TASK TO CARRY OUT ▸
Scan the entries below. List each line with "screenshot".

GIVEN INFORMATION ▸
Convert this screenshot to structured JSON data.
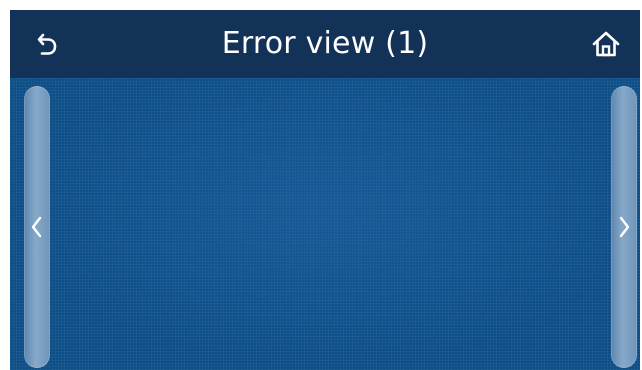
{
  "header": {
    "title": "Error view (1)",
    "back_icon": "back-arrow-icon",
    "home_icon": "home-icon"
  },
  "navigation": {
    "prev_icon": "chevron-left-icon",
    "next_icon": "chevron-right-icon"
  },
  "colors": {
    "header_bg": "#133257",
    "content_bg": "#0d4e87",
    "scrollbar": "#7a9fc2",
    "text": "#ffffff"
  }
}
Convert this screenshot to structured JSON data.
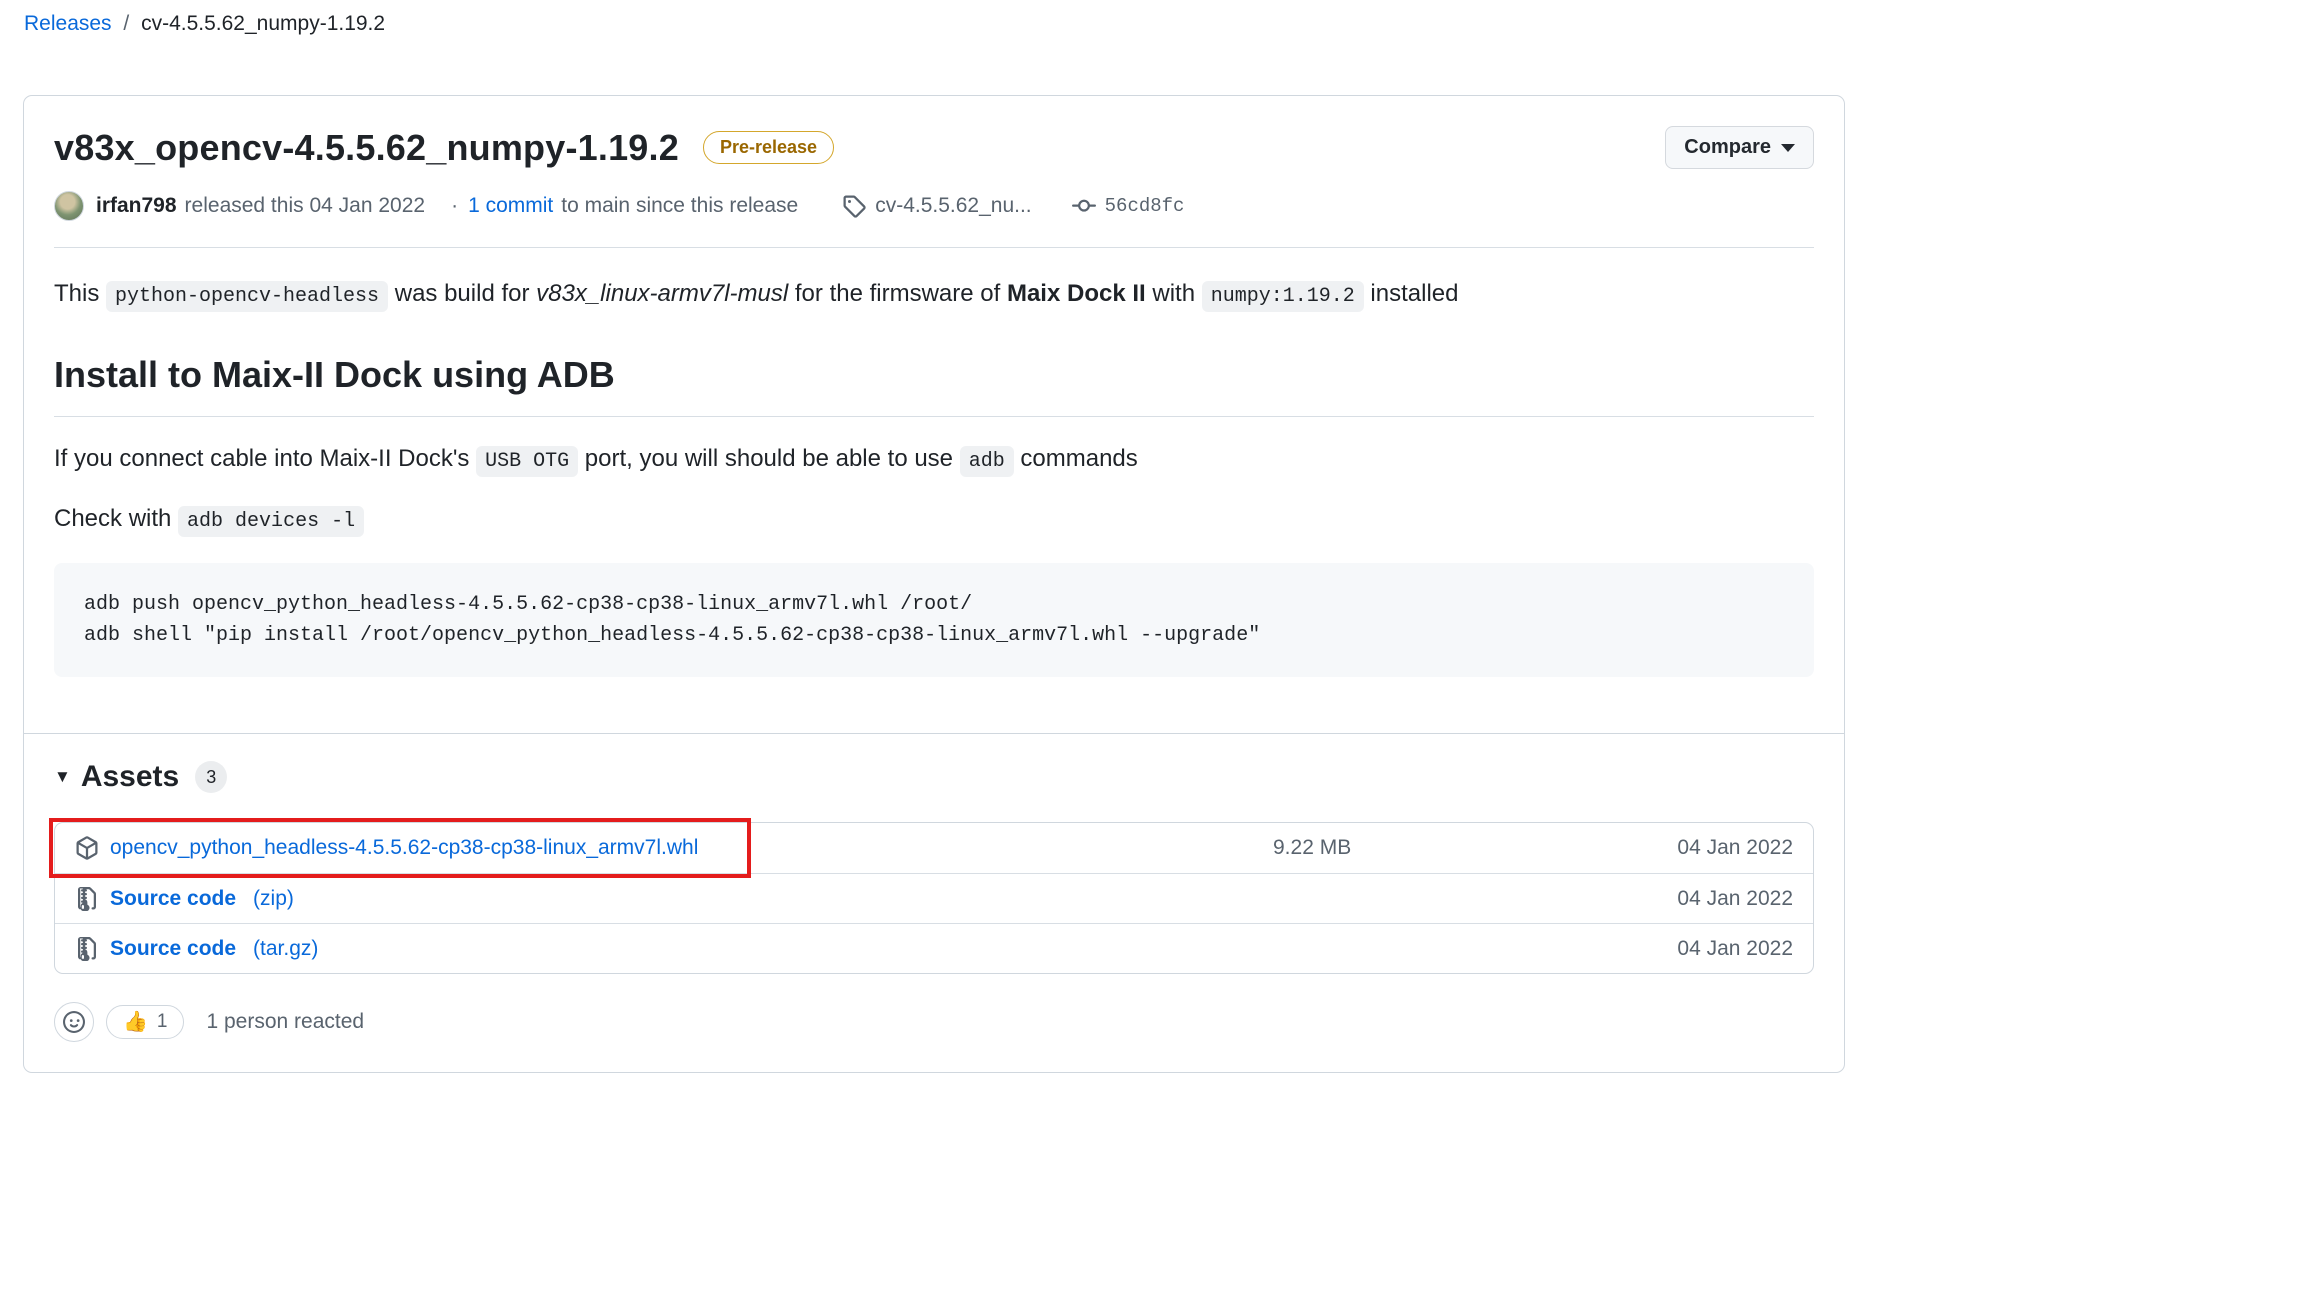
{
  "breadcrumb": {
    "releases": "Releases",
    "separator": "/",
    "current": "cv-4.5.5.62_numpy-1.19.2"
  },
  "header": {
    "title": "v83x_opencv-4.5.5.62_numpy-1.19.2",
    "prerelease_badge": "Pre-release",
    "compare_button": "Compare"
  },
  "meta": {
    "author": "irfan798",
    "released_text": "released this 04 Jan 2022",
    "dot": "·",
    "commit_link": "1 commit",
    "commit_suffix": "to main since this release",
    "tag_name": "cv-4.5.5.62_nu...",
    "commit_sha": "56cd8fc"
  },
  "body": {
    "intro": {
      "pre": "This",
      "code1": "python-opencv-headless",
      "mid1": "was build for",
      "italic": "v83x_linux-armv7l-musl",
      "mid2": "for the firmsware of",
      "bold": "Maix Dock II",
      "mid3": "with",
      "code2": "numpy:1.19.2",
      "post": "installed"
    },
    "h2": "Install to Maix-II Dock using ADB",
    "p1": {
      "pre": "If you connect cable into Maix-II Dock's",
      "code1": "USB OTG",
      "mid": "port, you will should be able to use",
      "code2": "adb",
      "post": "commands"
    },
    "p2": {
      "pre": "Check with",
      "code1": "adb devices -l"
    },
    "code_block": [
      "adb push opencv_python_headless-4.5.5.62-cp38-cp38-linux_armv7l.whl /root/",
      "adb shell \"pip install /root/opencv_python_headless-4.5.5.62-cp38-cp38-linux_armv7l.whl --upgrade\""
    ]
  },
  "assets": {
    "toggle_icon": "▼",
    "title": "Assets",
    "count": "3",
    "rows": [
      {
        "name": "opencv_python_headless-4.5.5.62-cp38-cp38-linux_armv7l.whl",
        "size": "9.22 MB",
        "date": "04 Jan 2022"
      },
      {
        "name": "Source code",
        "suffix": "(zip)",
        "date": "04 Jan 2022"
      },
      {
        "name": "Source code",
        "suffix": "(tar.gz)",
        "date": "04 Jan 2022"
      }
    ]
  },
  "reactions": {
    "thumbs_up_emoji": "👍",
    "thumbs_up_count": "1",
    "summary": "1 person reacted"
  },
  "colors": {
    "link_blue": "#0969da",
    "prerelease_gold": "#9a6700",
    "highlight_red": "#e41c1c"
  }
}
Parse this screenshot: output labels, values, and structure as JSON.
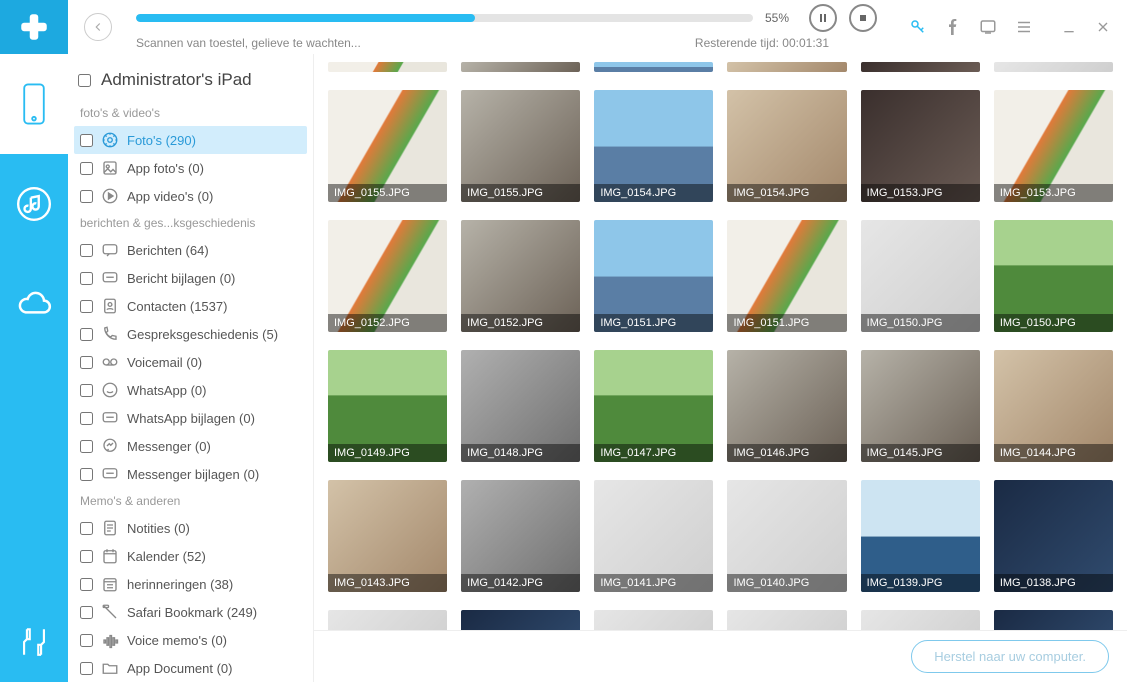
{
  "device_name": "Administrator's iPad",
  "progress": {
    "percent": 55,
    "percent_label": "55%",
    "status_text": "Scannen van toestel, gelieve te wachten...",
    "remaining_label": "Resterende tijd: 00:01:31"
  },
  "footer": {
    "restore_label": "Herstel naar uw computer."
  },
  "sections": [
    {
      "label": "foto's & video's",
      "items": [
        {
          "id": "photos",
          "label": "Foto's (290)",
          "icon": "photos-icon",
          "selected": true
        },
        {
          "id": "app-photos",
          "label": "App foto's (0)",
          "icon": "app-photos-icon",
          "selected": false
        },
        {
          "id": "app-videos",
          "label": "App video's (0)",
          "icon": "app-videos-icon",
          "selected": false
        }
      ]
    },
    {
      "label": "berichten & ges...ksgeschiedenis",
      "items": [
        {
          "id": "messages",
          "label": "Berichten (64)",
          "icon": "messages-icon",
          "selected": false
        },
        {
          "id": "msg-attach",
          "label": "Bericht bijlagen (0)",
          "icon": "attach-icon",
          "selected": false
        },
        {
          "id": "contacts",
          "label": "Contacten (1537)",
          "icon": "contacts-icon",
          "selected": false
        },
        {
          "id": "call-history",
          "label": "Gespreksgeschiedenis (5)",
          "icon": "calls-icon",
          "selected": false
        },
        {
          "id": "voicemail",
          "label": "Voicemail (0)",
          "icon": "voicemail-icon",
          "selected": false
        },
        {
          "id": "whatsapp",
          "label": "WhatsApp (0)",
          "icon": "whatsapp-icon",
          "selected": false
        },
        {
          "id": "whatsapp-attach",
          "label": "WhatsApp bijlagen (0)",
          "icon": "attach-icon",
          "selected": false
        },
        {
          "id": "messenger",
          "label": "Messenger (0)",
          "icon": "messenger-icon",
          "selected": false
        },
        {
          "id": "messenger-attach",
          "label": "Messenger bijlagen (0)",
          "icon": "attach-icon",
          "selected": false
        }
      ]
    },
    {
      "label": "Memo's & anderen",
      "items": [
        {
          "id": "notes",
          "label": "Notities (0)",
          "icon": "notes-icon",
          "selected": false
        },
        {
          "id": "calendar",
          "label": "Kalender (52)",
          "icon": "calendar-icon",
          "selected": false
        },
        {
          "id": "reminders",
          "label": "herinneringen (38)",
          "icon": "reminders-icon",
          "selected": false
        },
        {
          "id": "safari-bm",
          "label": "Safari Bookmark (249)",
          "icon": "bookmark-icon",
          "selected": false
        },
        {
          "id": "voice-memos",
          "label": "Voice memo's (0)",
          "icon": "voicememo-icon",
          "selected": false
        },
        {
          "id": "app-doc",
          "label": "App Document (0)",
          "icon": "folder-icon",
          "selected": false
        }
      ]
    }
  ],
  "photos": [
    {
      "name": "IMG_0155.JPG",
      "ph": "ph1"
    },
    {
      "name": "IMG_0155.JPG",
      "ph": "ph2"
    },
    {
      "name": "IMG_0154.JPG",
      "ph": "ph3"
    },
    {
      "name": "IMG_0154.JPG",
      "ph": "ph4"
    },
    {
      "name": "IMG_0153.JPG",
      "ph": "ph5"
    },
    {
      "name": "IMG_0153.JPG",
      "ph": "ph1"
    },
    {
      "name": "IMG_0152.JPG",
      "ph": "ph1"
    },
    {
      "name": "IMG_0152.JPG",
      "ph": "ph2"
    },
    {
      "name": "IMG_0151.JPG",
      "ph": "ph3"
    },
    {
      "name": "IMG_0151.JPG",
      "ph": "ph1"
    },
    {
      "name": "IMG_0150.JPG",
      "ph": "ph6"
    },
    {
      "name": "IMG_0150.JPG",
      "ph": "ph7"
    },
    {
      "name": "IMG_0149.JPG",
      "ph": "ph7"
    },
    {
      "name": "IMG_0148.JPG",
      "ph": "ph8"
    },
    {
      "name": "IMG_0147.JPG",
      "ph": "ph7"
    },
    {
      "name": "IMG_0146.JPG",
      "ph": "ph2"
    },
    {
      "name": "IMG_0145.JPG",
      "ph": "ph2"
    },
    {
      "name": "IMG_0144.JPG",
      "ph": "ph4"
    },
    {
      "name": "IMG_0143.JPG",
      "ph": "ph4"
    },
    {
      "name": "IMG_0142.JPG",
      "ph": "ph8"
    },
    {
      "name": "IMG_0141.JPG",
      "ph": "ph6"
    },
    {
      "name": "IMG_0140.JPG",
      "ph": "ph6"
    },
    {
      "name": "IMG_0139.JPG",
      "ph": "ph10"
    },
    {
      "name": "IMG_0138.JPG",
      "ph": "ph9"
    }
  ],
  "colors": {
    "accent": "#29bcf2"
  }
}
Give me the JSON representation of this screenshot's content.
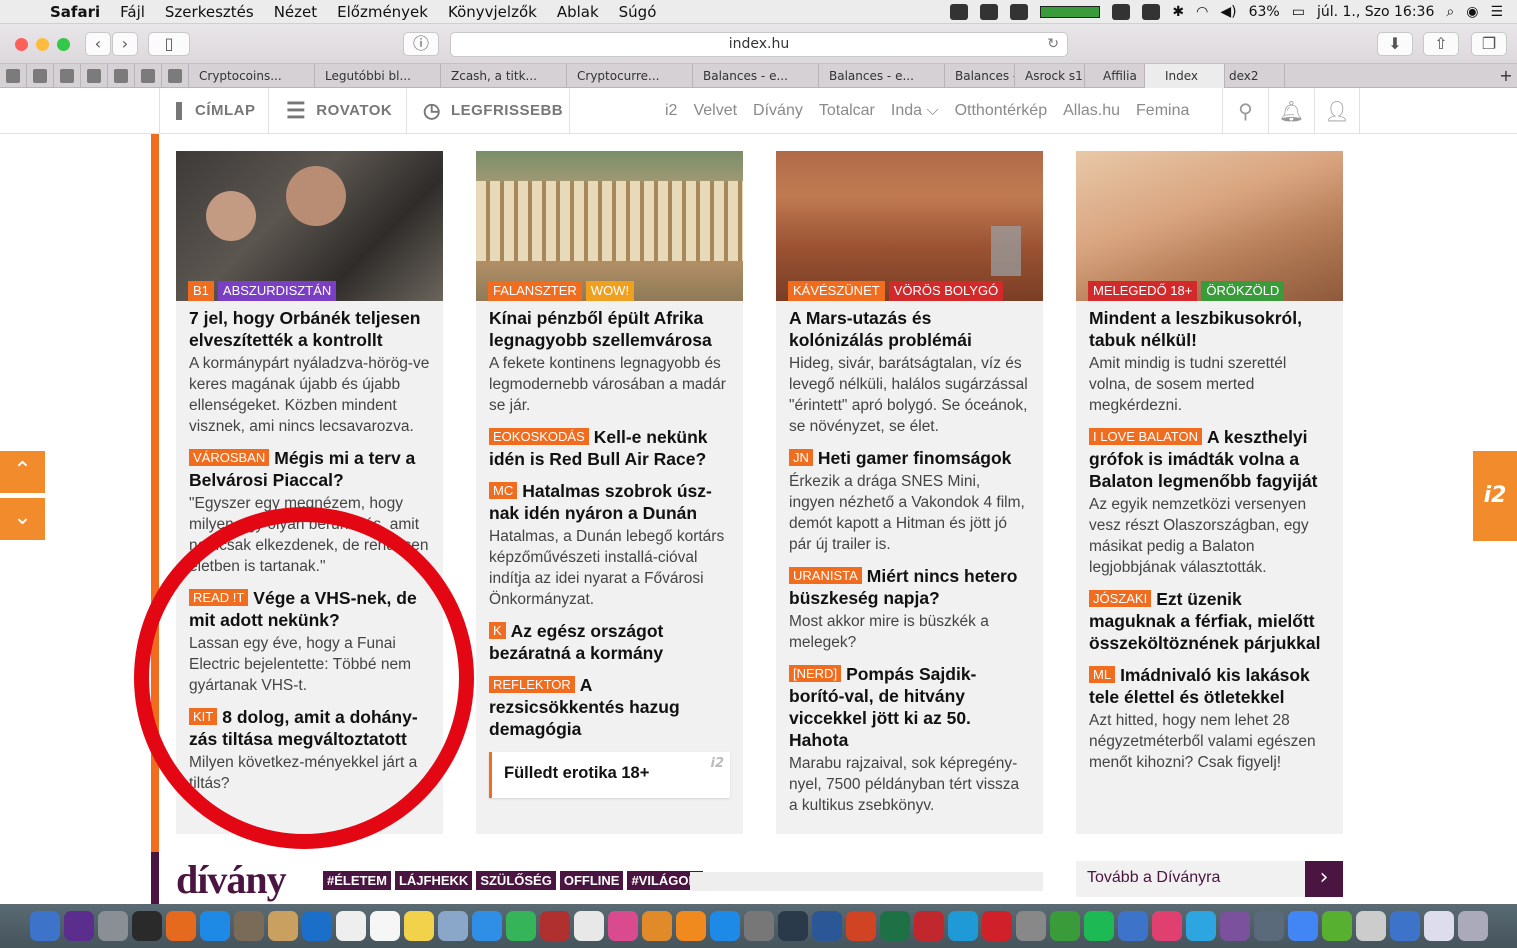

TASK ANSWER ▸
Convert this screenshot to structured JSON data.
Convert this screenshot to structured JSON data.
Parse this screenshot: output labels, values, and structure as JSON.
Give me the JSON representation of this screenshot's content.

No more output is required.